[Element boundary entries]
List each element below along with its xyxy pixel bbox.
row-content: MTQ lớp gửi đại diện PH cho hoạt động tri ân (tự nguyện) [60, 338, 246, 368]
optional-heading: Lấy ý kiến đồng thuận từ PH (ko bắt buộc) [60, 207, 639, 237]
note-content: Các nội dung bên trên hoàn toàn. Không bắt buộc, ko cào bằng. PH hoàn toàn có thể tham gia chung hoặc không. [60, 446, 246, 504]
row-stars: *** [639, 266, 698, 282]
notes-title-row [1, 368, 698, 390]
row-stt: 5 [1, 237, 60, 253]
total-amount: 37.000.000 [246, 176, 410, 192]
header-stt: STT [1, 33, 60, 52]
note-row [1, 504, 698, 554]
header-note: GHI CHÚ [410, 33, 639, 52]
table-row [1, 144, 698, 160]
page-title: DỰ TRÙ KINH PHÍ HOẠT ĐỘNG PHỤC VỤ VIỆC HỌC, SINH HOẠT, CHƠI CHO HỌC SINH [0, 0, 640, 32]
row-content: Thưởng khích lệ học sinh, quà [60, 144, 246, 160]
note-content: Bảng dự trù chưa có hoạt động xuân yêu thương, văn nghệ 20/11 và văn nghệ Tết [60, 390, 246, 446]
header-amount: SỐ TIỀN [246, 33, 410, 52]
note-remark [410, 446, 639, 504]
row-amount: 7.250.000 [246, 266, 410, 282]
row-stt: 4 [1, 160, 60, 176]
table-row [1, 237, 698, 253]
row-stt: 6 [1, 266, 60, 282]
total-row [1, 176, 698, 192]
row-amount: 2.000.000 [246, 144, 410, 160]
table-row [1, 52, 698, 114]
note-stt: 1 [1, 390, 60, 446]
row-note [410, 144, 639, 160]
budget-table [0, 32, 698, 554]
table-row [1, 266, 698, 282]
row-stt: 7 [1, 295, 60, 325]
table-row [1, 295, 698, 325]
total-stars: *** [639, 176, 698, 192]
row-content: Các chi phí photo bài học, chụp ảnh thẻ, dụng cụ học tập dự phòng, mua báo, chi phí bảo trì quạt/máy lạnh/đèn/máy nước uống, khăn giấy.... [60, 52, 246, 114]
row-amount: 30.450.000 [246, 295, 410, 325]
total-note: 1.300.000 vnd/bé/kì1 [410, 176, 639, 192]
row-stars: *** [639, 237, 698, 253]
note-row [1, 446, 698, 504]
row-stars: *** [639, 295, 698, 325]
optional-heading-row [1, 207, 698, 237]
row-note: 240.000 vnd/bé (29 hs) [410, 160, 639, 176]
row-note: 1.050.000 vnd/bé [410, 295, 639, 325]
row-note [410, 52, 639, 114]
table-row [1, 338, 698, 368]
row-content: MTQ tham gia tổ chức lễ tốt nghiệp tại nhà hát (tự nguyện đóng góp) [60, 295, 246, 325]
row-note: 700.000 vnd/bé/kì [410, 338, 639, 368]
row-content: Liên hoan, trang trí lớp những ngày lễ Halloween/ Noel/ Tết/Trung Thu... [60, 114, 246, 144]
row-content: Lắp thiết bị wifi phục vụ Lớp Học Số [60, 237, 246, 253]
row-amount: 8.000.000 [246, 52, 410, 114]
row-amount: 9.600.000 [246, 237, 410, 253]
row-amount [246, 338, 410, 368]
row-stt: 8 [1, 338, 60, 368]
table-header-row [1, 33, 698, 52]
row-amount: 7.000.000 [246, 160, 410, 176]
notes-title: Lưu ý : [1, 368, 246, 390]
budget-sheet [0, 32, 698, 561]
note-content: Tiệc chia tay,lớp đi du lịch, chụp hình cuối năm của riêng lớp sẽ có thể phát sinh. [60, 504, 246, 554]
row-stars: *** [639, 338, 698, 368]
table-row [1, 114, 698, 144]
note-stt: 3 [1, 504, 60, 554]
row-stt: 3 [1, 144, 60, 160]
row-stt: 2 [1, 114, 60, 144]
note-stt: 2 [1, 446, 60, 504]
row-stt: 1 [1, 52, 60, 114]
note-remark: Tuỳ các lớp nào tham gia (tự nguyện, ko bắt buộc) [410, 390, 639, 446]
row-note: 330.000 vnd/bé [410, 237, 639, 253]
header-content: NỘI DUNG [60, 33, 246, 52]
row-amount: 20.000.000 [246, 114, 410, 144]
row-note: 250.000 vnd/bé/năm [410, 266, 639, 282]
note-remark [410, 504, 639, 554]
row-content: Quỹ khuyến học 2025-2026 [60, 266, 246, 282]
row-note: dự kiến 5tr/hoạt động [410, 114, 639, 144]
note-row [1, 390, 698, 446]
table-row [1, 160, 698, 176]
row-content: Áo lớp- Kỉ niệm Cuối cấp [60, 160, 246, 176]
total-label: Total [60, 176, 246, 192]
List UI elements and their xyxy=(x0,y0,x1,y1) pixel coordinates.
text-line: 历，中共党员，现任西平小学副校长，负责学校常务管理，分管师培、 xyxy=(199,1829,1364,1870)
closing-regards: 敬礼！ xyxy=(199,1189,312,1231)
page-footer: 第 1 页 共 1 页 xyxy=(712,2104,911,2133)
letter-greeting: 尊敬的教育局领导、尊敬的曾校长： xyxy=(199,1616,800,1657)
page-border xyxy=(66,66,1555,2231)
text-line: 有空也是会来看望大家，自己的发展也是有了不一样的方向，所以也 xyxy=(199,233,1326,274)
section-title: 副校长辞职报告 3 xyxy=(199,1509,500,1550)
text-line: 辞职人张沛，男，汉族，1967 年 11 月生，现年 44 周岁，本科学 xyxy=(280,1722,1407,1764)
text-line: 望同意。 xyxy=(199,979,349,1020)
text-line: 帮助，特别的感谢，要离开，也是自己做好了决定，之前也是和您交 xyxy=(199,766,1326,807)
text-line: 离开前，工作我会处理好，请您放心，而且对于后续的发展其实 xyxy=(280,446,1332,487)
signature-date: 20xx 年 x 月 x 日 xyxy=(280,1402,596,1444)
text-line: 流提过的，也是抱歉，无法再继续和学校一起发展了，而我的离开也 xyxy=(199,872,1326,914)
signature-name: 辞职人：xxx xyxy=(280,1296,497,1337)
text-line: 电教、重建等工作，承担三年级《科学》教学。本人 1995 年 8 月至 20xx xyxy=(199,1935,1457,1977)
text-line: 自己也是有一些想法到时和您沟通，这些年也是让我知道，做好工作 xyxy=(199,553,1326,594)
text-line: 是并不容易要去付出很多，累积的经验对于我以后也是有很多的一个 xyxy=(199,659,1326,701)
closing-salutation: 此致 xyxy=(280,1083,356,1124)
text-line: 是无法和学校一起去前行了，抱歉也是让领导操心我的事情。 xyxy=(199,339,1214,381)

• _What the task requires_
Repeat all of the entries above word for word, changing nothing.

• _Result below_
List each element below along with its xyxy pixel bbox.
row-content: MTQ lớp gửi đại diện PH cho hoạt động tri ân (tự nguyện) [60, 338, 246, 368]
optional-heading: Lấy ý kiến đồng thuận từ PH (ko bắt buộc) [60, 207, 639, 237]
note-content: Các nội dung bên trên hoàn toàn. Không bắt buộc, ko cào bằng. PH hoàn toàn có thể tham gia chung hoặc không. [60, 446, 246, 504]
row-stars: *** [639, 266, 698, 282]
notes-title-row [1, 368, 698, 390]
row-stt: 5 [1, 237, 60, 253]
total-amount: 37.000.000 [246, 176, 410, 192]
header-stt: STT [1, 33, 60, 52]
note-row [1, 504, 698, 554]
header-note: GHI CHÚ [410, 33, 639, 52]
table-row [1, 144, 698, 160]
page-title: DỰ TRÙ KINH PHÍ HOẠT ĐỘNG PHỤC VỤ VIỆC HỌC, SINH HOẠT, CHƠI CHO HỌC SINH [0, 0, 640, 32]
row-content: Thưởng khích lệ học sinh, quà [60, 144, 246, 160]
note-content: Bảng dự trù chưa có hoạt động xuân yêu thương, văn nghệ 20/11 và văn nghệ Tết [60, 390, 246, 446]
header-amount: SỐ TIỀN [246, 33, 410, 52]
note-remark [410, 446, 639, 504]
row-amount: 7.250.000 [246, 266, 410, 282]
row-stt: 4 [1, 160, 60, 176]
table-row [1, 237, 698, 253]
row-stt: 6 [1, 266, 60, 282]
total-row [1, 176, 698, 192]
row-amount: 2.000.000 [246, 144, 410, 160]
table-row [1, 52, 698, 114]
note-stt: 1 [1, 390, 60, 446]
row-note [410, 144, 639, 160]
budget-table [0, 32, 698, 554]
table-row [1, 266, 698, 282]
row-stt: 7 [1, 295, 60, 325]
table-row [1, 295, 698, 325]
total-stars: *** [639, 176, 698, 192]
row-content: Các chi phí photo bài học, chụp ảnh thẻ, dụng cụ học tập dự phòng, mua báo, chi phí bảo trì quạt/máy lạnh/đèn/máy nước uống, khăn giấy.... [60, 52, 246, 114]
row-amount: 30.450.000 [246, 295, 410, 325]
total-note: 1.300.000 vnd/bé/kì1 [410, 176, 639, 192]
row-stars: *** [639, 237, 698, 253]
note-row [1, 446, 698, 504]
row-stars: *** [639, 295, 698, 325]
optional-heading-row [1, 207, 698, 237]
row-note: 240.000 vnd/bé (29 hs) [410, 160, 639, 176]
row-note: 1.050.000 vnd/bé [410, 295, 639, 325]
row-note [410, 52, 639, 114]
table-row [1, 338, 698, 368]
row-content: MTQ tham gia tổ chức lễ tốt nghiệp tại nhà hát (tự nguyện đóng góp) [60, 295, 246, 325]
row-note: 700.000 vnd/bé/kì [410, 338, 639, 368]
row-content: Liên hoan, trang trí lớp những ngày lễ Halloween/ Noel/ Tết/Trung Thu... [60, 114, 246, 144]
row-content: Lắp thiết bị wifi phục vụ Lớp Học Số [60, 237, 246, 253]
row-amount: 8.000.000 [246, 52, 410, 114]
row-amount: 9.600.000 [246, 237, 410, 253]
row-amount [246, 338, 410, 368]
row-stt: 8 [1, 338, 60, 368]
table-header-row [1, 33, 698, 52]
row-amount: 7.000.000 [246, 160, 410, 176]
notes-title: Lưu ý : [1, 368, 246, 390]
budget-sheet [0, 32, 698, 561]
note-content: Tiệc chia tay,lớp đi du lịch, chụp hình cuối năm của riêng lớp sẽ có thể phát sinh. [60, 504, 246, 554]
row-stars: *** [639, 338, 698, 368]
table-row [1, 114, 698, 144]
note-stt: 3 [1, 504, 60, 554]
row-stt: 3 [1, 144, 60, 160]
row-stt: 2 [1, 114, 60, 144]
note-stt: 2 [1, 446, 60, 504]
row-stt: 1 [1, 52, 60, 114]
note-remark: Tuỳ các lớp nào tham gia (tự nguyện, ko bắt buộc) [410, 390, 639, 446]
row-note: 330.000 vnd/bé [410, 237, 639, 253]
header-content: NỘI DUNG [60, 33, 246, 52]
row-amount: 20.000.000 [246, 114, 410, 144]
row-note: 250.000 vnd/bé/năm [410, 266, 639, 282]
note-remark [410, 504, 639, 554]
row-content: Quỹ khuyến học 2025-2026 [60, 266, 246, 282]
row-note: dự kiến 5tr/hoạt động [410, 114, 639, 144]
note-row [1, 390, 698, 446]
table-row [1, 160, 698, 176]
row-content: Áo lớp- Kỉ niệm Cuối cấp [60, 160, 246, 176]
total-label: Total [60, 176, 246, 192]
List UI elements and their xyxy=(x0,y0,x1,y1) pixel coordinates.
text-line: 历，中共党员，现任西平小学副校长，负责学校常务管理，分管师培、 xyxy=(199,1829,1364,1870)
closing-regards: 敬礼！ xyxy=(199,1189,312,1231)
page-footer: 第 1 页 共 1 页 xyxy=(712,2104,911,2133)
letter-greeting: 尊敬的教育局领导、尊敬的曾校长： xyxy=(199,1616,800,1657)
page-border xyxy=(66,66,1555,2231)
text-line: 有空也是会来看望大家，自己的发展也是有了不一样的方向，所以也 xyxy=(199,233,1326,274)
section-title: 副校长辞职报告 3 xyxy=(199,1509,500,1550)
text-line: 辞职人张沛，男，汉族，1967 年 11 月生，现年 44 周岁，本科学 xyxy=(280,1722,1407,1764)
text-line: 望同意。 xyxy=(199,979,349,1020)
text-line: 帮助，特别的感谢，要离开，也是自己做好了决定，之前也是和您交 xyxy=(199,766,1326,807)
text-line: 离开前，工作我会处理好，请您放心，而且对于后续的发展其实 xyxy=(280,446,1332,487)
signature-date: 20xx 年 x 月 x 日 xyxy=(280,1402,596,1444)
text-line: 流提过的，也是抱歉，无法再继续和学校一起发展了，而我的离开也 xyxy=(199,872,1326,914)
signature-name: 辞职人：xxx xyxy=(280,1296,497,1337)
text-line: 电教、重建等工作，承担三年级《科学》教学。本人 1995 年 8 月至 20xx xyxy=(199,1935,1457,1977)
text-line: 自己也是有一些想法到时和您沟通，这些年也是让我知道，做好工作 xyxy=(199,553,1326,594)
text-line: 是并不容易要去付出很多，累积的经验对于我以后也是有很多的一个 xyxy=(199,659,1326,701)
closing-salutation: 此致 xyxy=(280,1083,356,1124)
text-line: 是无法和学校一起去前行了，抱歉也是让领导操心我的事情。 xyxy=(199,339,1214,381)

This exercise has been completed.